> _ABOUT THIS TASK_: Which lines of the data include the string "ribosomales"? List them all.

+ + + + +

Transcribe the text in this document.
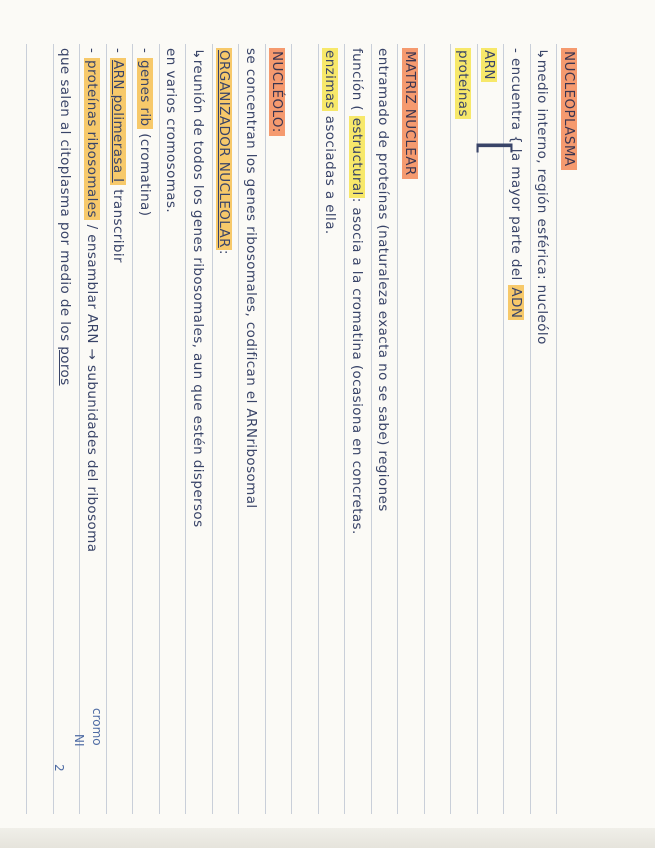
NUCLEOPLASMA
↳medio interno, región esférica: nucleólo
- encuentra { la mayor parte del ADN
ARN
proteínas
MATRIZ NUCLEAR
entramado de proteínas (naturaleza exacta no se sabe) regiones
función ( estructural: asocia a la cromatina (ocasiona en concretas.
enzimas asociadas a ella.
NUCLÉOLO:
se concentran los genes ribosomales, codifican el ARNribosomal
ORGANIZADOR NUCLEOLAR:
↳reunión de todos los genes ribosomales, aun que estén dispersos
en varios cromosomas.
- genes rib (cromatina)
- ARN polimerasa I transcribir
- proteínas ribosomales / ensamblar ARN → subunidades del ribosoma
que salen al citoplasma por medio de los poros
[
cromo
NI
2
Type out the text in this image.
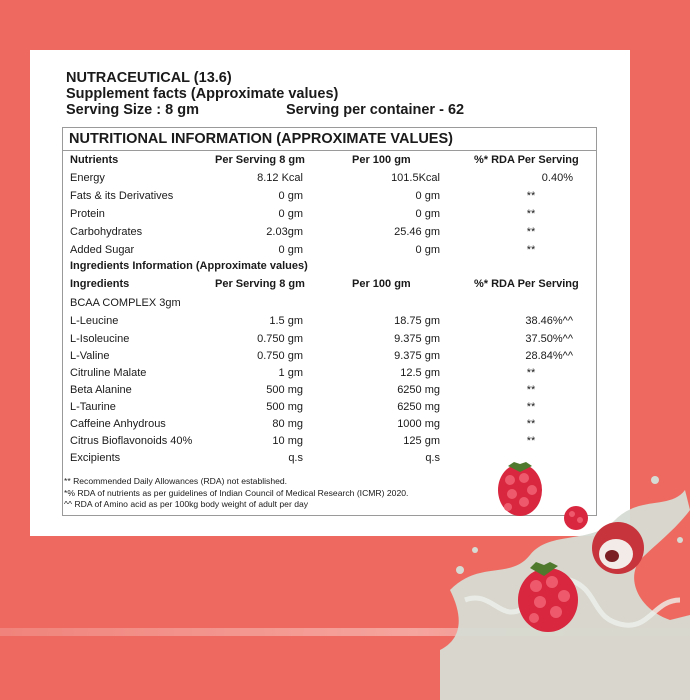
NUTRACEUTICAL (13.6)
Supplement facts (Approximate values)
Serving Size : 8 gm	Serving per container - 62
NUTRITIONAL INFORMATION (APPROXIMATE VALUES)
Nutrients	Per Serving 8 gm	Per 100 gm	%* RDA Per Serving
Energy	8.12 Kcal	101.5Kcal	0.40%
Fats & its Derivatives	0 gm	0 gm	**
Protein	0 gm	0 gm	**
Carbohydrates	2.03gm	25.46 gm	**
Added Sugar	0 gm	0 gm	**
Ingredients Information (Approximate values)
Ingredients	Per Serving 8 gm	Per 100 gm	%* RDA Per Serving
BCAA COMPLEX 3gm
L-Leucine	1.5 gm	18.75 gm	38.46%^^
L-Isoleucine	0.750 gm	9.375 gm	37.50%^^
L-Valine	0.750 gm	9.375 gm	28.84%^^
Citruline Malate	1 gm	12.5 gm	**
Beta Alanine	500 mg	6250 mg	**
L-Taurine	500 mg	6250 mg	**
Caffeine Anhydrous	80 mg	1000 mg	**
Citrus Bioflavonoids 40%	10 mg	125 gm	**
Excipients	q.s	q.s
** Recommended Daily Allowances (RDA) not established.
*% RDA of nutrients as per guidelines of Indian Council of Medical Research (ICMR) 2020.
^^ RDA of Amino acid as per 100kg body weight of adult per day
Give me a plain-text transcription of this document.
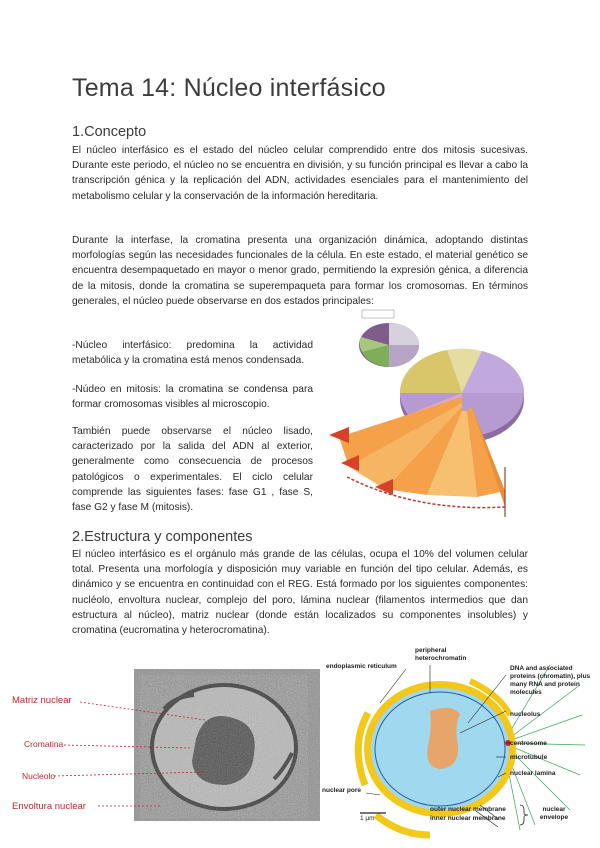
Tema 14: Núcleo interfásico
1.Concepto
El núcleo interfásico es el estado del núcleo celular comprendido entre dos mitosis sucesivas. Durante este periodo, el núcleo no se encuentra en división, y su función principal es llevar a cabo la transcripción génica y la replicación del ADN, actividades esenciales para el mantenimiento del metabolismo celular y la conservación de la información hereditaria.
Durante la interfase, la cromatina presenta una organización dinámica, adoptando distintas morfologías según las necesidades funcionales de la célula. En este estado, el material genético se encuentra desempaquetado en mayor o menor grado, permitiendo la expresión génica, a diferencia de la mitosis, donde la cromatina se superempaqueta para formar los cromosomas. En términos generales, el núcleo puede observarse en dos estados principales:
-Núcleo interfásico: predomina la actividad metabólica y la cromatina está menos condensada.
-Núdeo en mitosis: la cromatina se condensa para formar cromosomas visibles al microscopio.
También puede observarse el núcleo lisado, caracterizado por la salida del ADN al exterior, generalmente como consecuencia de procesos patológicos o experimentales. El ciclo celular comprende las siguientes fases: fase G1 , fase S, fase G2 y fase M (mitosis).
2.Estructura y componentes
El núcleo interfásico es el orgánulo más grande de las células, ocupa el 10% del volumen celular total. Presenta una morfología y disposición muy variable en función del tipo celular. Además, es dinámico y se encuentra en continuidad con el REG. Está formado por los siguientes componentes: nucléolo, envoltura nuclear, complejo del poro, lámina nuclear (filamentos intermedios que dan estructura al núcleo), matriz nuclear (donde están localizados su componentes insolubles) y cromatina (eucromatina y heterocromatina).
Matriz nuclear
Cromatina
Nucleolo
Envoltura nuclear
endoplasmic reticulum
peripheral heterochromatin
DNA and associated proteins (chromatin), plus many RNA and protein molecules
nucleolus
centrosome
microtubule
nuclear lamina
nuclear pore
1 µm
outer nuclear membrane
inner nuclear membrane
nuclear envelope
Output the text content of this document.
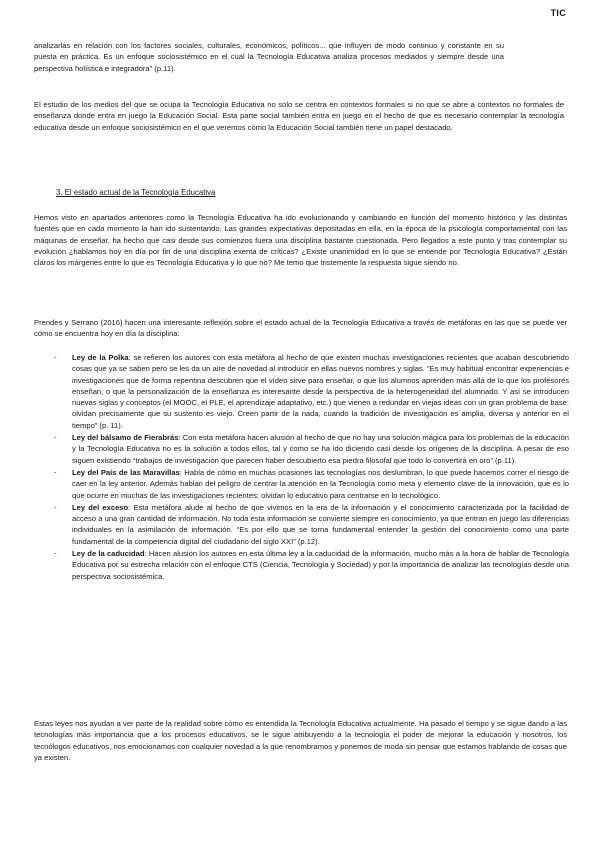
TIC

analizarlas en relación con los factores sociales, culturales, económicos, políticos... que influyen de modo continuo y constante en su puesta en práctica. Es un enfoque sociosistémico en el cual la Tecnología Educativa analiza procesos mediados y siempre desde una perspectiva holística e integradora” (p.11).

El estudio de los medios del que se ocupa la Tecnología Educativa no solo se centra en contextos formales si no que se abre a contextos no formales de enseñanza donde entra en juego la Educación Social. Esta parte social también entra en juego en el hecho de que es necesario contemplar la tecnología educativa desde un enfoque sociosistémico en el que veremos cómo la Educación Social también tiene un papel destacado.

3. El estado actual de la Tecnología Educativa

Hemos visto en apartados anteriores como la Tecnología Educativa ha ido evolucionando y cambiando en función del momento histórico y las distintas fuentes que en cada momento la han ido sustentando. Las grandes expectativas depositadas en ella, en la época de la psicología comportamental con las máquinas de enseñar, ha hecho que casi desde sus comienzos fuera una disciplina bastante cuestionada. Pero llegados a este punto y tras contemplar su evolución ¿hablamos hoy en día por fin de una disciplina exenta de críticas? ¿Existe unanimidad en lo que se entiende por Tecnología Educativa? ¿Están claros los márgenes entre lo que es Tecnología Educativa y lo que no? Me temo que tristemente la respuesta sigue siendo no.

Prendes y Serrano (2016) hacen una interesante reflexión sobre el estado actual de la Tecnología Educativa a través de metáforas en las que se puede ver cómo se encuentra hoy en día la disciplina:

- Ley de la Polka: se refieren los autores con esta metáfora al hecho de que existen muchas investigaciones recientes que acaban descubriendo cosas que ya se saben pero se les da un aire de novedad al introducir en ellas nuevos nombres y siglas. “Es muy habitual encontrar experiencias e investigaciones que de forma repentina descubren que el vídeo sirve para enseñar, o que los alumnos aprenden más allá de lo que los profesores enseñan, o que la personalización de la enseñanza es interesante desde la perspectiva de la heterogeneidad del alumnado. Y así se introducen nuevas siglas y conceptos (el MOOC, el PLE, el aprendizaje adaptativo, etc.) que vienen a redundar en viejas ideas con un gran problema de base: olvidan precisamente que su sustento es viejo. Creen partir de la nada, cuando la tradición de investigación es amplia, diversa y anterior en el tiempo” (p. 11).
- Ley del bálsamo de Fierabrás: Con esta metáfora hacen alusión al hecho de que no hay una solución mágica para los problemas de la educación y la Tecnología Educativa no es la solución a todos ellos, tal y como se ha ido diciendo casi desde los orígenes de la disciplina. A pesar de eso siguen existiendo “trabajos de investigación que parecen haber descubierto esa piedra filosofal que todo lo convertirá en oro” (p.11).
- Ley del País de las Maravillas: Habla de cómo en muchas ocasiones las tecnologías nos deslumbran, lo que puede hacemos correr el riesgo de caer en la ley anterior. Además hablan del peligro de centrar la atención en la Tecnología como meta y elemento clave de la innovación, que es lo que ocurre en muchas de las investigaciones recientes; olvidan lo educativo para centrarse en lo tecnológico.
- Ley del exceso: Esta metáfora alude al hecho de que vivimos en la era de la información y el conocimiento caracterizada por la facilidad de acceso a una gran cantidad de información. No toda esta información se convierte siempre en conocimiento, ya que entran en juego las diferencias individuales en la asimilación de información. “Es por ello que se torna fundamental entender la gestión del conocimiento como una parte fundamental de la competencia digital del ciudadano del siglo XXI” (p.12).
- Ley de la caducidad: Hacen alusión los autores en esta última ley a la caducidad de la información, mucho más a la hora de hablar de Tecnología Educativa por su estrecha relación con el enfoque CTS (Ciencia, Tecnología y Sociedad) y por la importancia de analizar las tecnologías desde una perspectiva sociosistémica.

Estas leyes nos ayudan a ver parte de la realidad sobre cómo es entendida la Tecnología Educativa actualmente. Ha pasado el tiempo y se sigue dando a las tecnologías más importancia que a los procesos educativos, se le sigue atribuyendo a la tecnología el poder de mejorar la educación y nosotros, los tecnólogos educativos, nos emocionamos con cualquier novedad a la que renombramos y ponemos de moda sin pensar que estamos hablando de cosas que ya existen.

+ + + + +

> _EXERCISE SOLUTION_:
se concentran los genes ribosomales, codifican el ARNribosomal
↳reunión de todos los genes ribosomales, aun que estén dispersos
- proteínas ribosomales / ensamblar ARN → subunidades del ribosoma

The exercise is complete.